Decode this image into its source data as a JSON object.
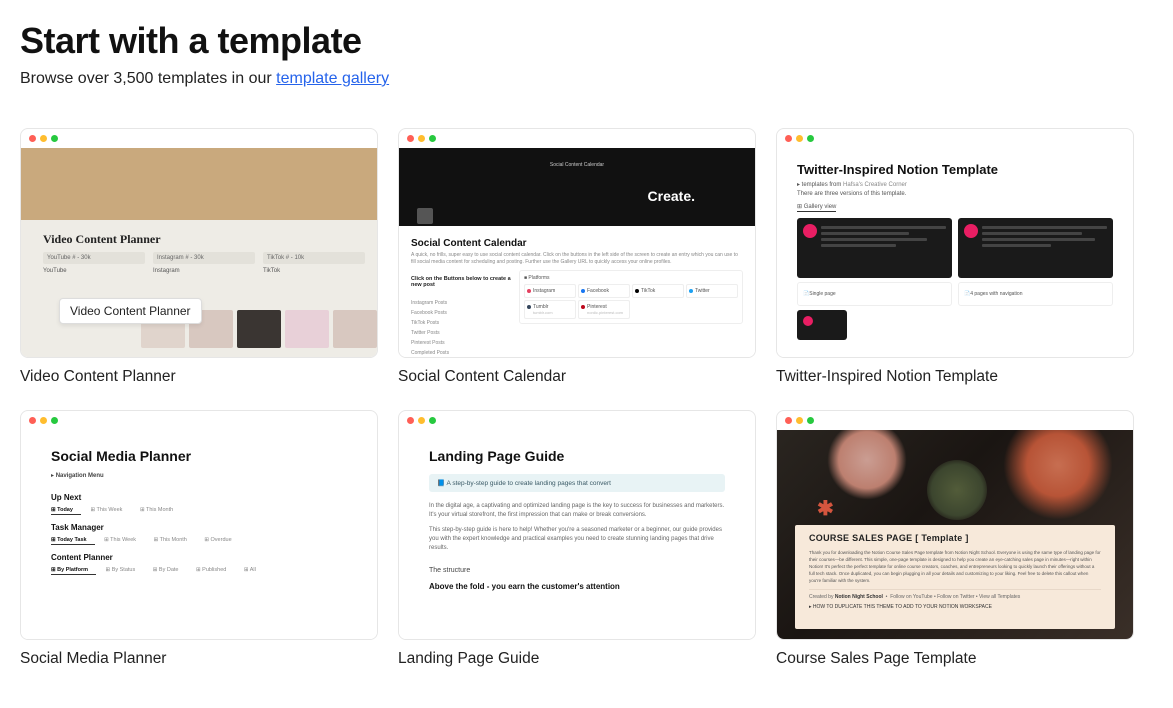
{
  "heading": "Start with a template",
  "subtitle_prefix": "Browse over 3,500 templates in our ",
  "subtitle_link": "template gallery",
  "templates": [
    {
      "title": "Video Content Planner",
      "preview": {
        "heading": "Video Content Planner",
        "col1": "YouTube # - 30k",
        "col2": "Instagram # - 30k",
        "col3": "TikTok # - 10k",
        "sub1": "YouTube",
        "sub2": "Instagram",
        "sub3": "TikTok",
        "tooltip": "Video Content Planner"
      }
    },
    {
      "title": "Social Content Calendar",
      "preview": {
        "hero_sub": "Social Content Calendar",
        "hero_text": "Create.",
        "heading": "Social Content Calendar",
        "desc": "A quick, no frills, super easy to use social content calendar. Click on the buttons in the left side of the screen to create an entry which you can use to fill social media content for scheduling and posting. Further use the Gallery URL to quickly access your online profiles.",
        "click_label": "Click on the Buttons below to create a new post",
        "platforms_label": "Platforms",
        "left_items": [
          "Instagram Posts",
          "Facebook Posts",
          "TikTok Posts",
          "Twitter Posts",
          "Pinterest Posts",
          "Completed Posts"
        ],
        "cells": [
          {
            "name": "Instagram",
            "color": "#e4405f"
          },
          {
            "name": "Facebook",
            "color": "#1877f2"
          },
          {
            "name": "TikTok",
            "color": "#000"
          },
          {
            "name": "Twitter",
            "color": "#1da1f2"
          },
          {
            "name": "Tumblr",
            "sub": "tumblr.com",
            "color": "#35465c"
          },
          {
            "name": "Pinterest",
            "sub": "nordic.pinterest.com",
            "color": "#bd081c"
          }
        ]
      }
    },
    {
      "title": "Twitter-Inspired Notion Template",
      "preview": {
        "heading": "Twitter-Inspired Notion Template",
        "sub1_prefix": "▸ templates from ",
        "sub1_link": "Hafsa's Creative Corner",
        "sub2": "There are three versions of this template.",
        "tab": "Gallery view",
        "caption1": "Single page",
        "caption2": "4 pages with navigation"
      }
    },
    {
      "title": "Social Media Planner",
      "preview": {
        "heading": "Social Media Planner",
        "nav": "Navigation Menu",
        "sec1": "Up Next",
        "tabs1": [
          "Today",
          "This Week",
          "This Month"
        ],
        "sec2": "Task Manager",
        "tabs2": [
          "Today Task",
          "This Week",
          "This Month",
          "Overdue"
        ],
        "sec3": "Content Planner",
        "tabs3": [
          "By Platform",
          "By Status",
          "By Date",
          "Published",
          "All"
        ]
      }
    },
    {
      "title": "Landing Page Guide",
      "preview": {
        "heading": "Landing Page Guide",
        "callout": "A step-by-step guide to create landing pages that convert",
        "p1": "In the digital age, a captivating and optimized landing page is the key to success for businesses and marketers. It's your virtual storefront, the first impression that can make or break conversions.",
        "p2": "This step-by-step guide is here to help! Whether you're a seasoned marketer or a beginner, our guide provides you with the expert knowledge and practical examples you need to create stunning landing pages that drive results.",
        "h2": "The structure",
        "h3": "Above the fold - you earn the customer's attention"
      }
    },
    {
      "title": "Course Sales Page Template",
      "preview": {
        "heading": "COURSE SALES PAGE [ Template ]",
        "body": "Thank you for downloading the Notion Course Sales Page template from Notion Night School. Everyone is using the same type of landing page for their courses—be different. This simple, one-page template is designed to help you create an eye-catching sales page in minutes—right within Notion! It's perfect the perfect template for online course creators, coaches, and entrepreneurs looking to quickly launch their offerings without a full tech stack. Once duplicated, you can begin plugging in all your details and customizing to your liking. Feel free to delete this callout when you're familiar with the system.",
        "meta_by": "Created by",
        "meta_author": "Notion Night School",
        "meta_links": "Follow on YouTube  •  Follow on Twitter  •  View all Templates",
        "how": "HOW TO DUPLICATE THIS THEME TO ADD TO YOUR NOTION WORKSPACE"
      }
    }
  ]
}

§ PROBLEM DETAILS
Point out every line holding the string "Posts" and copy it.

§ EXERCISE RESULT
          "Instagram Posts",
          "Facebook Posts",
          "TikTok Posts",
          "Twitter Posts",
          "Pinterest Posts",
          "Completed Posts"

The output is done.